INPUT RECORDS:
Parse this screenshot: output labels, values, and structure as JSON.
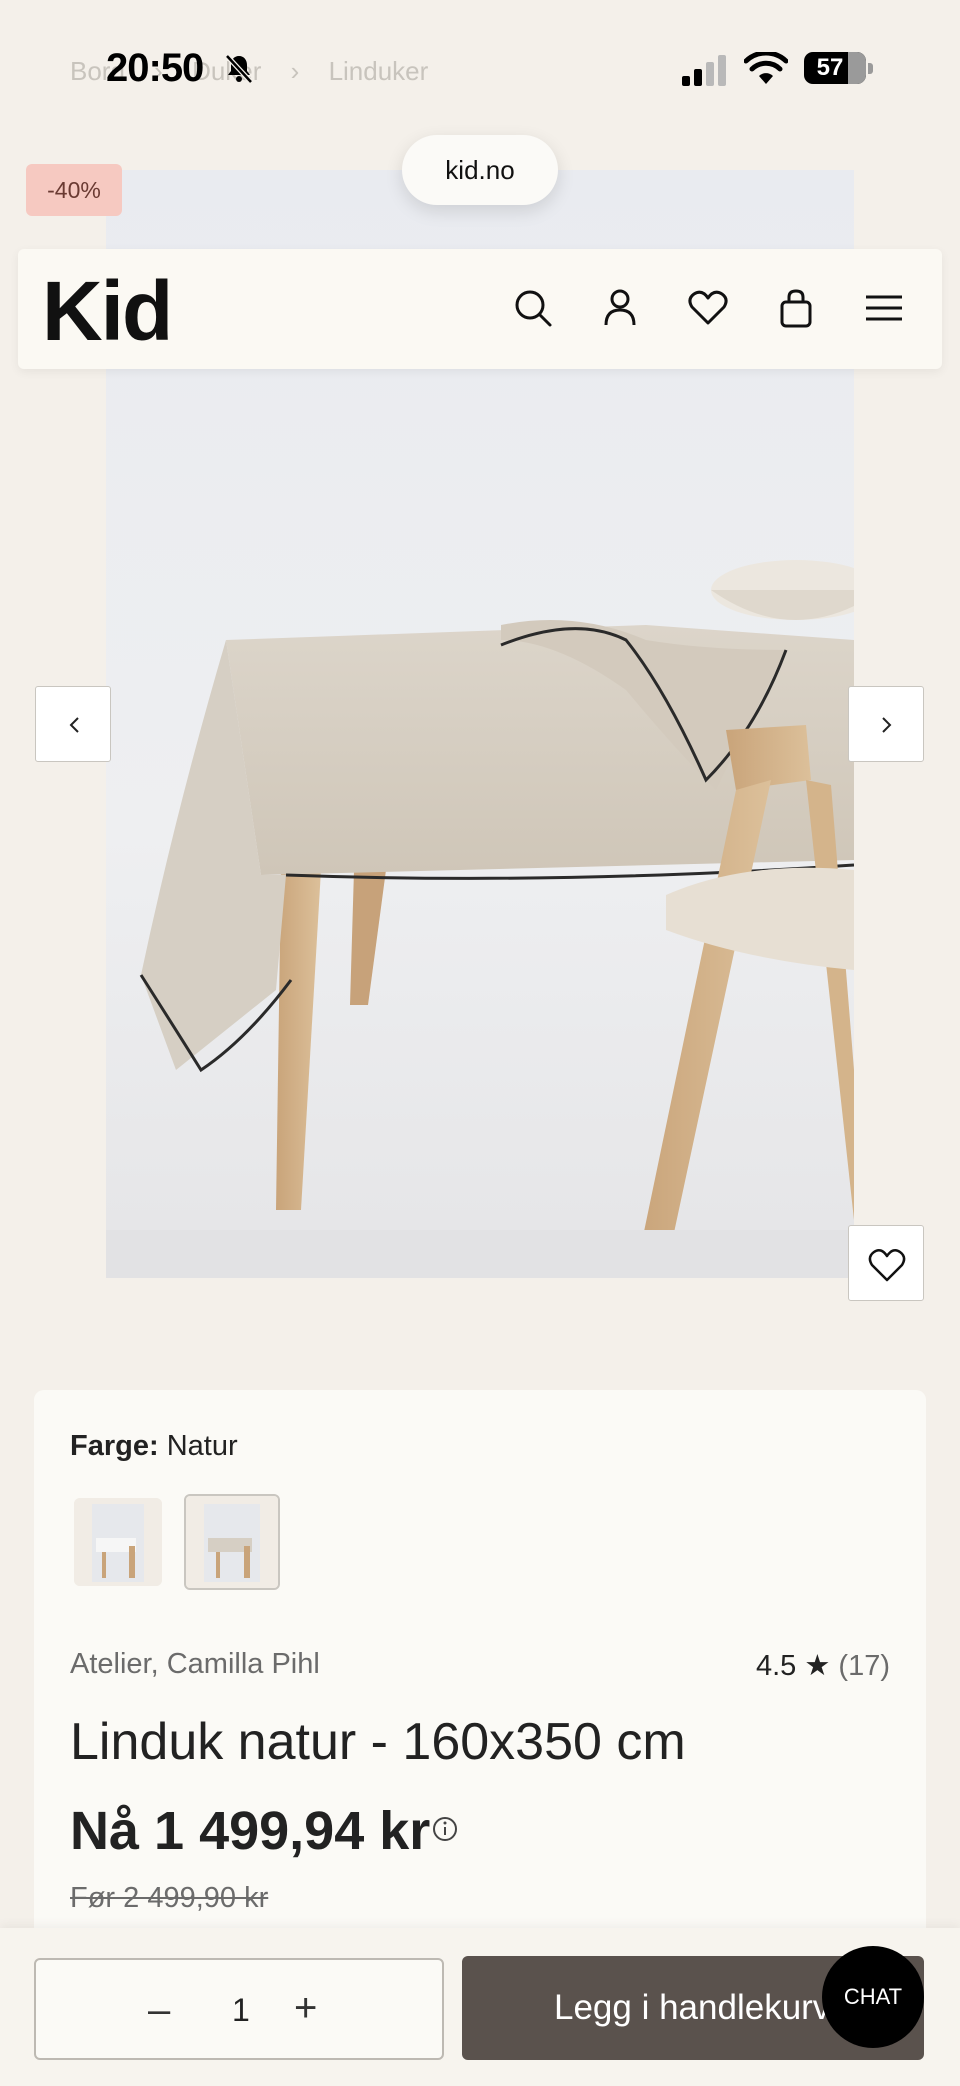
{
  "status_bar": {
    "time": "20:50",
    "battery": "57",
    "icons": [
      "bell-slash-icon",
      "cell-signal-icon",
      "wifi-icon",
      "battery-icon"
    ]
  },
  "breadcrumbs": [
    "Bord",
    "Duker",
    "Linduker"
  ],
  "browser": {
    "url": "kid.no"
  },
  "header": {
    "logo": "Kid",
    "icons": [
      "search-icon",
      "account-icon",
      "heart-icon",
      "bag-icon",
      "menu-icon"
    ]
  },
  "product": {
    "discount_badge": "-40%",
    "color_label": "Farge:",
    "color_value": "Natur",
    "brand": "Atelier, Camilla Pihl",
    "rating": "4.5",
    "rating_count": "(17)",
    "title": "Linduk natur - 160x350 cm",
    "price_prefix": "Nå",
    "price": "1 499,94 kr",
    "before_price": "Før 2 499,90 kr"
  },
  "cart": {
    "quantity": "1",
    "minus_symbol": "–",
    "plus_symbol": "+",
    "add_label": "Legg i handlekurv",
    "chat_label": "CHAT"
  },
  "colors": {
    "background": "#f4f0ea",
    "card": "#fbfaf6",
    "badge": "#f6c9c1",
    "cart_button": "#5a524d",
    "chat_button": "#000000"
  }
}
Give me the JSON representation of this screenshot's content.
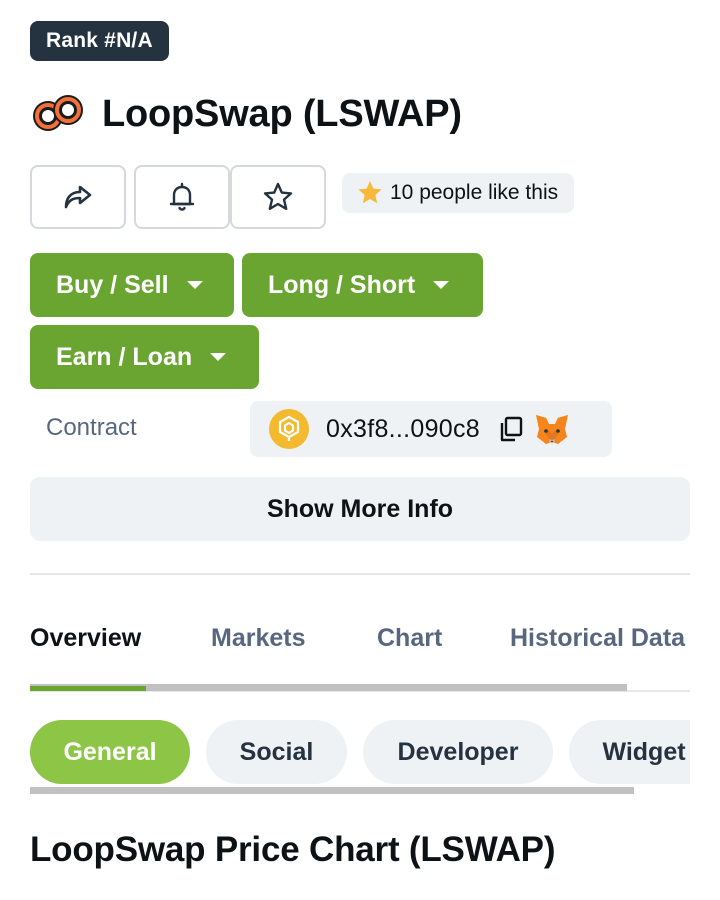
{
  "header": {
    "rank_badge": "Rank #N/A",
    "coin_title": "LoopSwap (LSWAP)"
  },
  "actions": {
    "share_icon": "share-icon",
    "alert_icon": "bell-icon",
    "watchlist_icon": "star-outline-icon",
    "likes_text": "10 people like this"
  },
  "trade_buttons": {
    "buy_sell": "Buy / Sell",
    "long_short": "Long / Short",
    "earn_loan": "Earn / Loan"
  },
  "contract": {
    "label": "Contract",
    "chain_icon": "bnb-chain-icon",
    "address": "0x3f8...090c8",
    "copy_icon": "copy-icon",
    "wallet_icon": "metamask-fox-icon"
  },
  "show_more_label": "Show More Info",
  "tabs": [
    "Overview",
    "Markets",
    "Chart",
    "Historical Data"
  ],
  "active_tab": "Overview",
  "sub_tabs": [
    "General",
    "Social",
    "Developer",
    "Widget"
  ],
  "active_sub_tab": "General",
  "section_title": "LoopSwap Price Chart (LSWAP)",
  "colors": {
    "accent_green": "#6aa532",
    "chip_active": "#8dc647",
    "badge_dark": "#253240",
    "muted_text": "#58667e",
    "pill_bg": "#eff2f5"
  }
}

SET PROBLEM: Reproduce the material in full, word for word, and omit the pictures.

THE SOLUTION:
Parse this screenshot: output labels, values, and structure as JSON.
{
  "status_bar": {
    "time": "20:50",
    "battery": "57",
    "icons": [
      "bell-slash-icon",
      "cell-signal-icon",
      "wifi-icon",
      "battery-icon"
    ]
  },
  "breadcrumbs": [
    "Bord",
    "Duker",
    "Linduker"
  ],
  "browser": {
    "url": "kid.no"
  },
  "header": {
    "logo": "Kid",
    "icons": [
      "search-icon",
      "account-icon",
      "heart-icon",
      "bag-icon",
      "menu-icon"
    ]
  },
  "product": {
    "discount_badge": "-40%",
    "color_label": "Farge:",
    "color_value": "Natur",
    "brand": "Atelier, Camilla Pihl",
    "rating": "4.5",
    "rating_count": "(17)",
    "title": "Linduk natur - 160x350 cm",
    "price_prefix": "Nå",
    "price": "1 499,94 kr",
    "before_price": "Før 2 499,90 kr"
  },
  "cart": {
    "quantity": "1",
    "minus_symbol": "–",
    "plus_symbol": "+",
    "add_label": "Legg i handlekurv",
    "chat_label": "CHAT"
  },
  "colors": {
    "background": "#f4f0ea",
    "card": "#fbfaf6",
    "badge": "#f6c9c1",
    "cart_button": "#5a524d",
    "chat_button": "#000000"
  }
}
Give me the JSON representation of this screenshot's content.
{
  "header": {
    "rank_badge": "Rank #N/A",
    "coin_title": "LoopSwap (LSWAP)"
  },
  "actions": {
    "share_icon": "share-icon",
    "alert_icon": "bell-icon",
    "watchlist_icon": "star-outline-icon",
    "likes_text": "10 people like this"
  },
  "trade_buttons": {
    "buy_sell": "Buy / Sell",
    "long_short": "Long / Short",
    "earn_loan": "Earn / Loan"
  },
  "contract": {
    "label": "Contract",
    "chain_icon": "bnb-chain-icon",
    "address": "0x3f8...090c8",
    "copy_icon": "copy-icon",
    "wallet_icon": "metamask-fox-icon"
  },
  "show_more_label": "Show More Info",
  "tabs": [
    "Overview",
    "Markets",
    "Chart",
    "Historical Data"
  ],
  "active_tab": "Overview",
  "sub_tabs": [
    "General",
    "Social",
    "Developer",
    "Widget"
  ],
  "active_sub_tab": "General",
  "section_title": "LoopSwap Price Chart (LSWAP)",
  "colors": {
    "accent_green": "#6aa532",
    "chip_active": "#8dc647",
    "badge_dark": "#253240",
    "muted_text": "#58667e",
    "pill_bg": "#eff2f5"
  }
}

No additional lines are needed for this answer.